>>

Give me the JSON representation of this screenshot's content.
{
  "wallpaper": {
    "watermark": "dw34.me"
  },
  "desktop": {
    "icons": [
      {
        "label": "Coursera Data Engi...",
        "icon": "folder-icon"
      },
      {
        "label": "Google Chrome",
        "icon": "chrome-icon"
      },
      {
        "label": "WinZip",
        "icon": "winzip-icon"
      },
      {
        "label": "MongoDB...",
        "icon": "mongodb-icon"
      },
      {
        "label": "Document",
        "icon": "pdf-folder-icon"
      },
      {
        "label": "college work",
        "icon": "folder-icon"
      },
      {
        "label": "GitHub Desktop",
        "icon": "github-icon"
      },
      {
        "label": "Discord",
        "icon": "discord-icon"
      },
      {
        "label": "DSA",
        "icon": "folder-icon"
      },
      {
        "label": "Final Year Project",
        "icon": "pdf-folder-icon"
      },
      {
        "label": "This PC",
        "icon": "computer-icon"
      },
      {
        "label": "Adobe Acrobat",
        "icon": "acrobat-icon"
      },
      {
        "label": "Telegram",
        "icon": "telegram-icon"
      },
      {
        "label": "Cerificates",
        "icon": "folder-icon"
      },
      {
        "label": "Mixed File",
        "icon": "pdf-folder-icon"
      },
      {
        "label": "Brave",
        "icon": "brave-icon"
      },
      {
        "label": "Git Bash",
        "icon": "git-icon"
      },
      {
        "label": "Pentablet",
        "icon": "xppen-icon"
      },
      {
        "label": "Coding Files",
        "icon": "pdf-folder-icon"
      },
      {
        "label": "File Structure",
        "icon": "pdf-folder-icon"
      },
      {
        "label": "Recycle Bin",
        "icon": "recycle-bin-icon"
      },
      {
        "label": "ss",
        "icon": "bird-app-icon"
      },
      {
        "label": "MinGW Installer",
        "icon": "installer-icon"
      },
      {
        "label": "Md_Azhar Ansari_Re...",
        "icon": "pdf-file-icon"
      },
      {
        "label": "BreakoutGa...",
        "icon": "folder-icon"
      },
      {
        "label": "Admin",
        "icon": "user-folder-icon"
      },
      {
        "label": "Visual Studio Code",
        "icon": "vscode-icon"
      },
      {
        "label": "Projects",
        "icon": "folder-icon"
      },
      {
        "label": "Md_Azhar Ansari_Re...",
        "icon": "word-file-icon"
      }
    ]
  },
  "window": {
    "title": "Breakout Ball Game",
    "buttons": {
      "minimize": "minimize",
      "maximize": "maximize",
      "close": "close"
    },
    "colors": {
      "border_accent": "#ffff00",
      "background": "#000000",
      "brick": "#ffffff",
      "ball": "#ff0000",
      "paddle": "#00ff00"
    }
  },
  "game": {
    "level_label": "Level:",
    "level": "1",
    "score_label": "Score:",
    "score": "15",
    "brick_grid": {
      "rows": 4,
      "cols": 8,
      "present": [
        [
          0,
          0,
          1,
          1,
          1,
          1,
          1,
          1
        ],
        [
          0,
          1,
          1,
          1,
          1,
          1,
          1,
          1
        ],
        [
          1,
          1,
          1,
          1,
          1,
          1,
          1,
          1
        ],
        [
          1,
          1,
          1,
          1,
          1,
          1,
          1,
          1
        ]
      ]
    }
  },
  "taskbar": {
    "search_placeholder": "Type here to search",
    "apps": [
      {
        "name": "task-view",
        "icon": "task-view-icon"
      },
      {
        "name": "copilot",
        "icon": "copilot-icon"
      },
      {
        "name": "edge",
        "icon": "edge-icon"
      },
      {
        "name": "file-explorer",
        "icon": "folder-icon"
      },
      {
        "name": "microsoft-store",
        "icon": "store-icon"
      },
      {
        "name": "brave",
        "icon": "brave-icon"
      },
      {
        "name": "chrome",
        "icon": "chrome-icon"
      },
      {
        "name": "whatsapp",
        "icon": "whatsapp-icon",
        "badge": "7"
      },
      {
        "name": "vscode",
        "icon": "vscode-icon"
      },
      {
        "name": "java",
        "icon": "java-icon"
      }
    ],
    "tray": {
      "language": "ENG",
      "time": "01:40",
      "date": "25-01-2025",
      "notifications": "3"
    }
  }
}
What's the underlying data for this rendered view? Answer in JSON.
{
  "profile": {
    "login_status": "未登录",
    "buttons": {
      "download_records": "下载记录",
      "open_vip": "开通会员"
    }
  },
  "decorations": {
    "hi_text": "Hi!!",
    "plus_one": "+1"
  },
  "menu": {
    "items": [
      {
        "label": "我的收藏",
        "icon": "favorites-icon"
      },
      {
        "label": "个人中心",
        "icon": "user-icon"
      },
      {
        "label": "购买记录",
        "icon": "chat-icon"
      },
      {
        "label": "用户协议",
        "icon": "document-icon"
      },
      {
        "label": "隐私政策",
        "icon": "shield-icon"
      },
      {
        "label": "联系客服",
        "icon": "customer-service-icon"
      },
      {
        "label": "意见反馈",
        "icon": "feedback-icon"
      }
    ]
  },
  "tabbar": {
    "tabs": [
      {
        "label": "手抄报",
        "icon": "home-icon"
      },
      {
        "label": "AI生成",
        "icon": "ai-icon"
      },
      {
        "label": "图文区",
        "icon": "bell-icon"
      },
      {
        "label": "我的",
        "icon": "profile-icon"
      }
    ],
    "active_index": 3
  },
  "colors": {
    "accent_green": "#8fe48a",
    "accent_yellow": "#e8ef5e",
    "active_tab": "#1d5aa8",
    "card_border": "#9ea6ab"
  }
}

<<

Which lines hold the word "name"? Show each one.

ANSWER TO THIS EXERCISE:
        "name": "task-view",
        "name": "copilot",
        "name": "edge",
        "name": "file-explorer",
        "name": "microsoft-store",
        "name": "brave",
        "name": "chrome",
        "name": "whatsapp",
        "name": "vscode",
        "name": "java",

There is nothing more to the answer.